Dataset rows
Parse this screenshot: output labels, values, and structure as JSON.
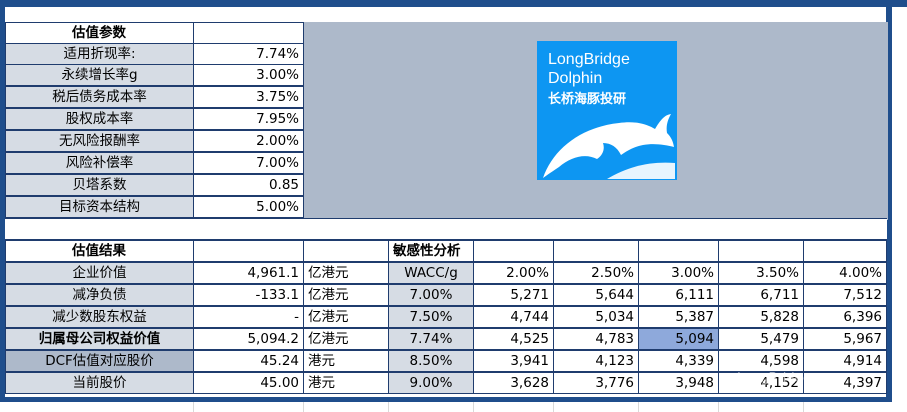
{
  "valuation_params": {
    "header": "估值参数",
    "rows": [
      {
        "label": "适用折现率:",
        "value": "7.74%"
      },
      {
        "label": "永续增长率g",
        "value": "3.00%"
      },
      {
        "label": "税后债务成本率",
        "value": "3.75%"
      },
      {
        "label": "股权成本率",
        "value": "7.95%"
      },
      {
        "label": "无风险报酬率",
        "value": "2.00%"
      },
      {
        "label": "风险补偿率",
        "value": "7.00%"
      },
      {
        "label": "贝塔系数",
        "value": "0.85"
      },
      {
        "label": "目标资本结构",
        "value": "5.00%"
      }
    ]
  },
  "logo": {
    "line1": "LongBridge",
    "line2": "Dolphin",
    "line3": "长桥海豚投研",
    "color": "#0d96f2"
  },
  "valuation_results": {
    "header": "估值结果",
    "rows": [
      {
        "label": "企业价值",
        "value": "4,961.1",
        "unit": "亿港元"
      },
      {
        "label": "减净负债",
        "value": "-133.1",
        "unit": "亿港元"
      },
      {
        "label": "减少数股东权益",
        "value": "-",
        "unit": "亿港元"
      },
      {
        "label": "归属母公司权益价值",
        "value": "5,094.2",
        "unit": "亿港元"
      },
      {
        "label": "DCF估值对应股价",
        "value": "45.24",
        "unit": "港元"
      },
      {
        "label": "当前股价",
        "value": "45.00",
        "unit": "港元"
      }
    ]
  },
  "sensitivity": {
    "header": "敏感性分析",
    "corner": "WACC/g",
    "g_values": [
      "2.00%",
      "2.50%",
      "3.00%",
      "3.50%",
      "4.00%"
    ],
    "rows": [
      {
        "wacc": "7.00%",
        "values": [
          "5,271",
          "5,644",
          "6,111",
          "6,711",
          "7,512"
        ]
      },
      {
        "wacc": "7.50%",
        "values": [
          "4,744",
          "5,034",
          "5,387",
          "5,828",
          "6,396"
        ]
      },
      {
        "wacc": "7.74%",
        "values": [
          "4,525",
          "4,783",
          "5,094",
          "5,479",
          "5,967"
        ]
      },
      {
        "wacc": "8.50%",
        "values": [
          "3,941",
          "4,123",
          "4,339",
          "4,598",
          "4,914"
        ]
      },
      {
        "wacc": "9.00%",
        "values": [
          "3,628",
          "3,776",
          "3,948",
          "4,152",
          "4,397"
        ]
      }
    ],
    "highlight_color": "#8ea9db"
  },
  "watermark": "LongBridge"
}
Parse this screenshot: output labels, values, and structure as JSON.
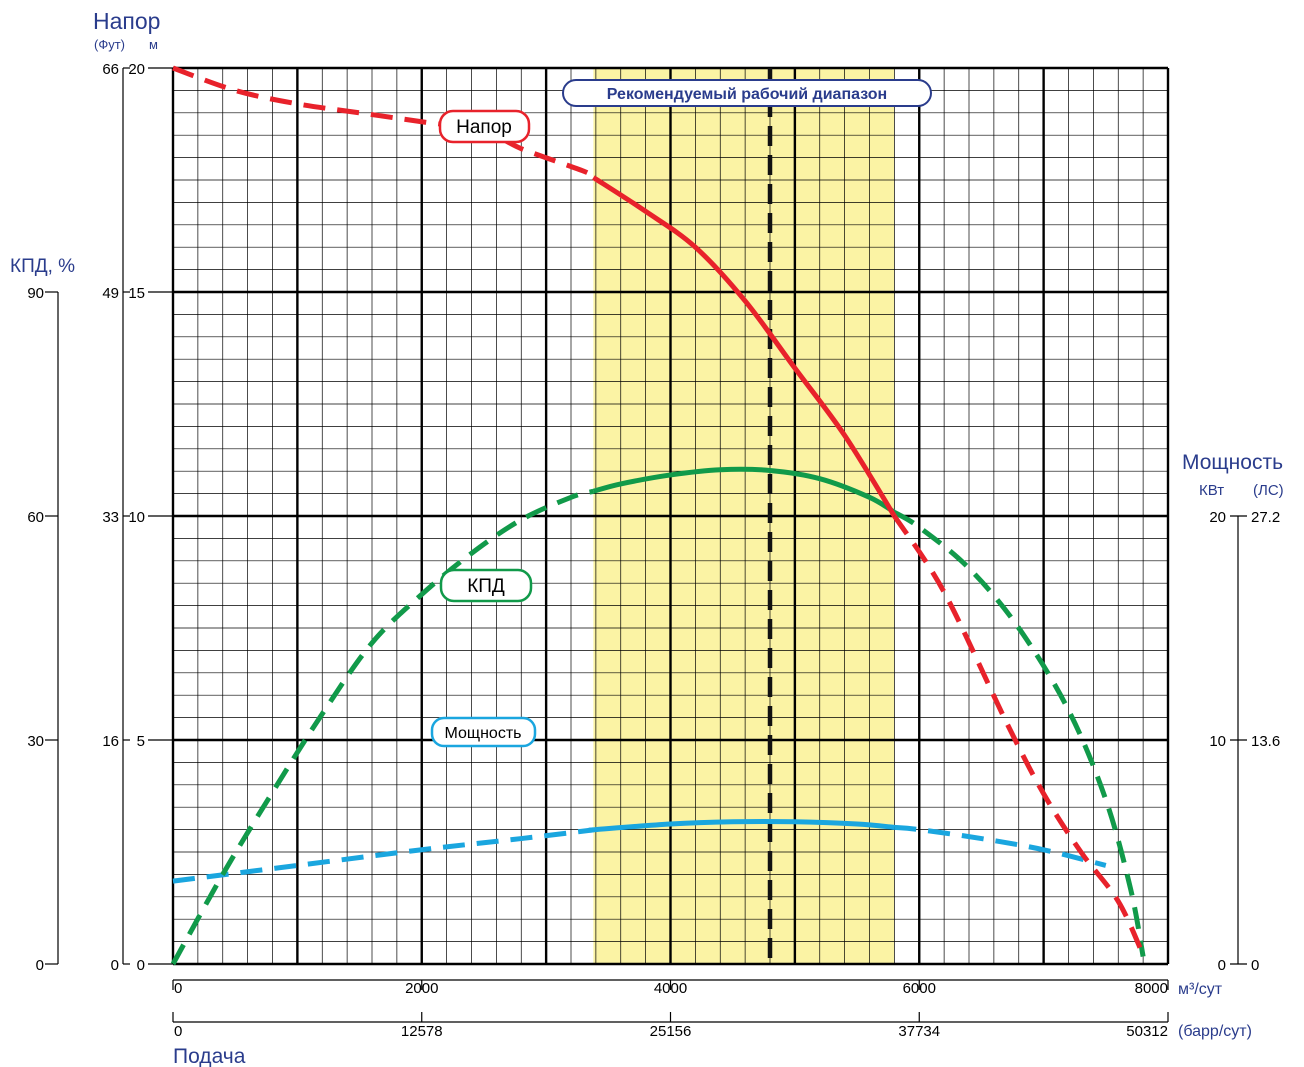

WHAT THE EXERCISE ASKS ▸ Copy the data word for word. Pictures do not go in the copy.

OUTPUT ▸
Parse this screenshot: output labels, values, and structure as JSON.
{
  "valuation_params": {
    "header": "估值参数",
    "rows": [
      {
        "label": "适用折现率:",
        "value": "7.74%"
      },
      {
        "label": "永续增长率g",
        "value": "3.00%"
      },
      {
        "label": "税后债务成本率",
        "value": "3.75%"
      },
      {
        "label": "股权成本率",
        "value": "7.95%"
      },
      {
        "label": "无风险报酬率",
        "value": "2.00%"
      },
      {
        "label": "风险补偿率",
        "value": "7.00%"
      },
      {
        "label": "贝塔系数",
        "value": "0.85"
      },
      {
        "label": "目标资本结构",
        "value": "5.00%"
      }
    ]
  },
  "logo": {
    "line1": "LongBridge",
    "line2": "Dolphin",
    "line3": "长桥海豚投研",
    "color": "#0d96f2"
  },
  "valuation_results": {
    "header": "估值结果",
    "rows": [
      {
        "label": "企业价值",
        "value": "4,961.1",
        "unit": "亿港元"
      },
      {
        "label": "减净负债",
        "value": "-133.1",
        "unit": "亿港元"
      },
      {
        "label": "减少数股东权益",
        "value": "-",
        "unit": "亿港元"
      },
      {
        "label": "归属母公司权益价值",
        "value": "5,094.2",
        "unit": "亿港元"
      },
      {
        "label": "DCF估值对应股价",
        "value": "45.24",
        "unit": "港元"
      },
      {
        "label": "当前股价",
        "value": "45.00",
        "unit": "港元"
      }
    ]
  },
  "sensitivity": {
    "header": "敏感性分析",
    "corner": "WACC/g",
    "g_values": [
      "2.00%",
      "2.50%",
      "3.00%",
      "3.50%",
      "4.00%"
    ],
    "rows": [
      {
        "wacc": "7.00%",
        "values": [
          "5,271",
          "5,644",
          "6,111",
          "6,711",
          "7,512"
        ]
      },
      {
        "wacc": "7.50%",
        "values": [
          "4,744",
          "5,034",
          "5,387",
          "5,828",
          "6,396"
        ]
      },
      {
        "wacc": "7.74%",
        "values": [
          "4,525",
          "4,783",
          "5,094",
          "5,479",
          "5,967"
        ]
      },
      {
        "wacc": "8.50%",
        "values": [
          "3,941",
          "4,123",
          "4,339",
          "4,598",
          "4,914"
        ]
      },
      {
        "wacc": "9.00%",
        "values": [
          "3,628",
          "3,776",
          "3,948",
          "4,152",
          "4,397"
        ]
      }
    ],
    "highlight_color": "#8ea9db"
  },
  "watermark": "LongBridge"
}
Parse this screenshot: output labels, values, and structure as JSON.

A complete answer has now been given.